**DATA SHOWN:**
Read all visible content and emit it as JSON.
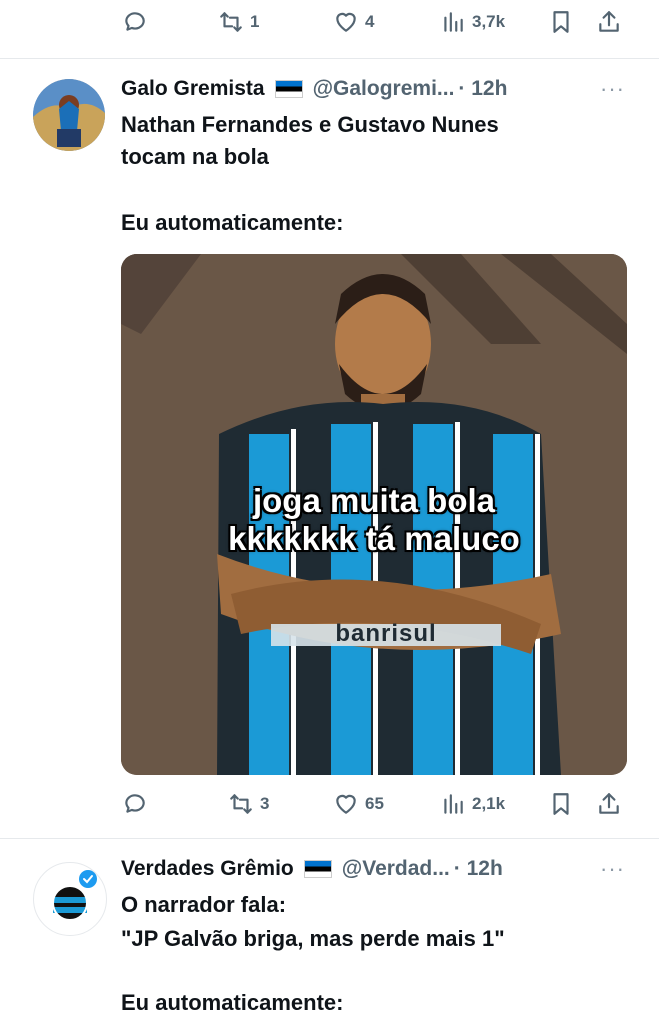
{
  "top_actions": {
    "reply_count": "",
    "retweet_count": "1",
    "like_count": "4",
    "views_count": "3,7k"
  },
  "tweet1": {
    "display_name": "Galo Gremista",
    "handle": "@Galogremi...",
    "time": "· 12h",
    "more": "···",
    "text_line1": "Nathan Fernandes e Gustavo Nunes",
    "text_line2": "tocam na bola",
    "text_line3": "Eu automaticamente:",
    "meme_caption_line1": "joga muita bola",
    "meme_caption_line2": "kkkkkkk tá maluco",
    "shirt_sponsor": "banrisul",
    "actions": {
      "retweet_count": "3",
      "like_count": "65",
      "views_count": "2,1k"
    }
  },
  "tweet2": {
    "display_name": "Verdades Grêmio",
    "handle": "@Verdad...",
    "time": "· 12h",
    "more": "···",
    "text_line1": "O narrador fala:",
    "text_line2": "\"JP Galvão briga, mas perde mais 1\"",
    "text_line3": "Eu automaticamente:"
  },
  "colors": {
    "text": "#0f1419",
    "secondary": "#536471",
    "divider": "#e6e9ec",
    "gremio_blue": "#1b9ad6",
    "verified": "#1d9bf0"
  },
  "icons": [
    "reply-icon",
    "retweet-icon",
    "like-icon",
    "views-icon",
    "bookmark-icon",
    "share-icon",
    "estonia-flag-icon",
    "verified-badge-icon"
  ]
}
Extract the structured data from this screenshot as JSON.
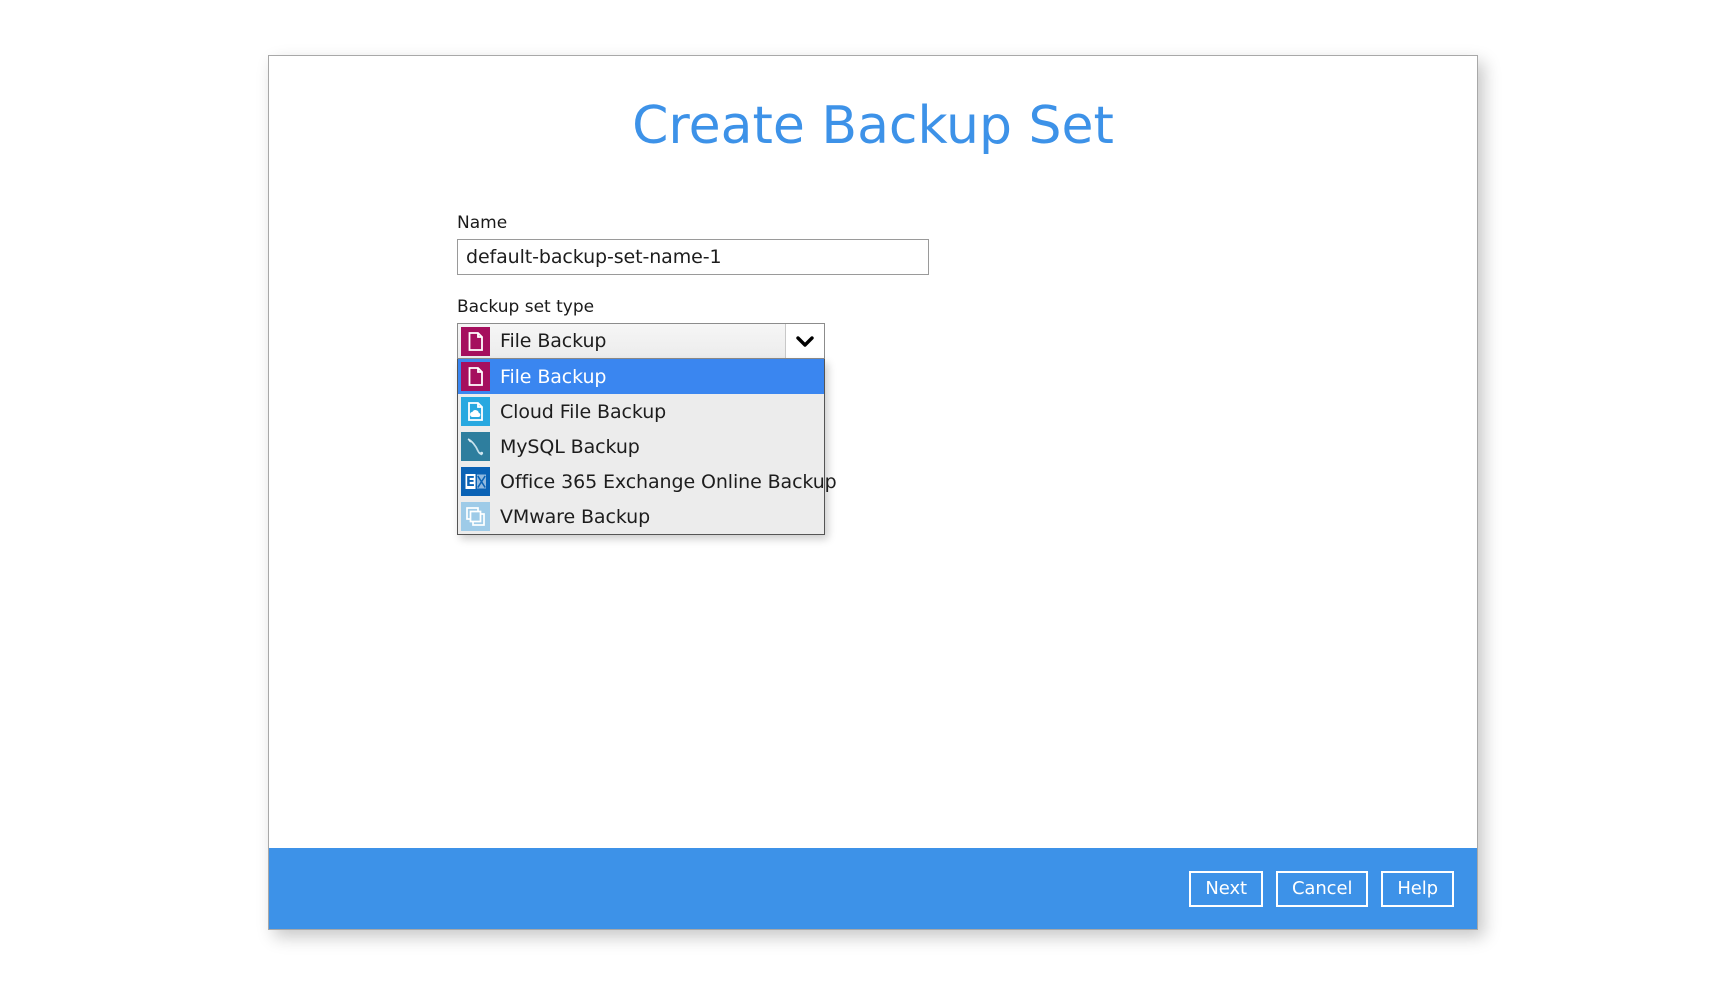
{
  "dialog": {
    "title": "Create Backup Set",
    "accent_color": "#3d92e8"
  },
  "form": {
    "name_label": "Name",
    "name_value": "default-backup-set-name-1",
    "name_placeholder": "",
    "type_label": "Backup set type",
    "type_selected": "File Backup",
    "type_selected_icon": "file-backup-icon",
    "dropdown_arrow_icon": "chevron-down-icon",
    "options": [
      {
        "label": "File Backup",
        "icon": "file-backup-icon",
        "icon_color": "#a50f5e",
        "selected": true
      },
      {
        "label": "Cloud File Backup",
        "icon": "cloud-file-backup-icon",
        "icon_color": "#28a8e0",
        "selected": false
      },
      {
        "label": "MySQL Backup",
        "icon": "mysql-backup-icon",
        "icon_color": "#2e7e9e",
        "selected": false
      },
      {
        "label": "Office 365 Exchange Online Backup",
        "icon": "office365-exchange-online-backup-icon",
        "icon_color": "#0a62b5",
        "selected": false
      },
      {
        "label": "VMware Backup",
        "icon": "vmware-backup-icon",
        "icon_color": "#9ecbe8",
        "selected": false
      }
    ]
  },
  "footer": {
    "next_label": "Next",
    "cancel_label": "Cancel",
    "help_label": "Help"
  }
}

**PROBLEM DETAILS:**
Quote the full listing above word for word; exclude every picture from the copy.

**COMPLETED TASK:**
Read all visible content and emit it as JSON.
{
  "top_actions": {
    "reply_count": "",
    "retweet_count": "1",
    "like_count": "4",
    "views_count": "3,7k"
  },
  "tweet1": {
    "display_name": "Galo Gremista",
    "handle": "@Galogremi...",
    "time": "· 12h",
    "more": "···",
    "text_line1": "Nathan Fernandes e Gustavo Nunes",
    "text_line2": "tocam na bola",
    "text_line3": "Eu automaticamente:",
    "meme_caption_line1": "joga muita bola",
    "meme_caption_line2": "kkkkkkk tá maluco",
    "shirt_sponsor": "banrisul",
    "actions": {
      "retweet_count": "3",
      "like_count": "65",
      "views_count": "2,1k"
    }
  },
  "tweet2": {
    "display_name": "Verdades Grêmio",
    "handle": "@Verdad...",
    "time": "· 12h",
    "more": "···",
    "text_line1": "O narrador fala:",
    "text_line2": "\"JP Galvão briga, mas perde mais 1\"",
    "text_line3": "Eu automaticamente:"
  },
  "colors": {
    "text": "#0f1419",
    "secondary": "#536471",
    "divider": "#e6e9ec",
    "gremio_blue": "#1b9ad6",
    "verified": "#1d9bf0"
  },
  "icons": [
    "reply-icon",
    "retweet-icon",
    "like-icon",
    "views-icon",
    "bookmark-icon",
    "share-icon",
    "estonia-flag-icon",
    "verified-badge-icon"
  ]
}
Extract the structured data from this screenshot as JSON.
{
  "dialog": {
    "title": "Create Backup Set",
    "accent_color": "#3d92e8"
  },
  "form": {
    "name_label": "Name",
    "name_value": "default-backup-set-name-1",
    "name_placeholder": "",
    "type_label": "Backup set type",
    "type_selected": "File Backup",
    "type_selected_icon": "file-backup-icon",
    "dropdown_arrow_icon": "chevron-down-icon",
    "options": [
      {
        "label": "File Backup",
        "icon": "file-backup-icon",
        "icon_color": "#a50f5e",
        "selected": true
      },
      {
        "label": "Cloud File Backup",
        "icon": "cloud-file-backup-icon",
        "icon_color": "#28a8e0",
        "selected": false
      },
      {
        "label": "MySQL Backup",
        "icon": "mysql-backup-icon",
        "icon_color": "#2e7e9e",
        "selected": false
      },
      {
        "label": "Office 365 Exchange Online Backup",
        "icon": "office365-exchange-online-backup-icon",
        "icon_color": "#0a62b5",
        "selected": false
      },
      {
        "label": "VMware Backup",
        "icon": "vmware-backup-icon",
        "icon_color": "#9ecbe8",
        "selected": false
      }
    ]
  },
  "footer": {
    "next_label": "Next",
    "cancel_label": "Cancel",
    "help_label": "Help"
  }
}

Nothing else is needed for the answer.